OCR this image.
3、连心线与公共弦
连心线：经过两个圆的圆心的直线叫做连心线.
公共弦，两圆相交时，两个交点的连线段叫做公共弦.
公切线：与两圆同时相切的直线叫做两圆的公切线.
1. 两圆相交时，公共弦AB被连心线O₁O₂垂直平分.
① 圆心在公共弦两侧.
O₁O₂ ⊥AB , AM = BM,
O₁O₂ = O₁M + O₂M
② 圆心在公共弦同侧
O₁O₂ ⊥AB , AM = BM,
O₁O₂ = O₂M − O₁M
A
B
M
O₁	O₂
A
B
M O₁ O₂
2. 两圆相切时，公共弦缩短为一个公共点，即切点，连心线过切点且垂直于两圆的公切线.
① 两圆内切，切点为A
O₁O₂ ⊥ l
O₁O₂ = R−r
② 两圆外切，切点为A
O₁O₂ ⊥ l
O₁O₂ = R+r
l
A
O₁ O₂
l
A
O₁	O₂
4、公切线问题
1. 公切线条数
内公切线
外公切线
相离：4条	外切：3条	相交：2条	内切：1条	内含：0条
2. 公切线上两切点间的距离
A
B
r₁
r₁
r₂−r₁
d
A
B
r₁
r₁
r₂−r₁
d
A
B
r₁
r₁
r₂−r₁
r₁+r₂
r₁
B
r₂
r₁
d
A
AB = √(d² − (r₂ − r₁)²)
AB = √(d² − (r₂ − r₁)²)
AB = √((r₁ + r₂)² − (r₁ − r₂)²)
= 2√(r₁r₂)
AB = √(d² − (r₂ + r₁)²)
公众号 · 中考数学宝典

▬▬▬

Go through the data above and find the lines with the word "两圆相交时". Copy each of those lines.

公共弦，两圆相交时，两个交点的连线段叫做公共弦.
1. 两圆相交时，公共弦AB被连心线O₁O₂垂直平分.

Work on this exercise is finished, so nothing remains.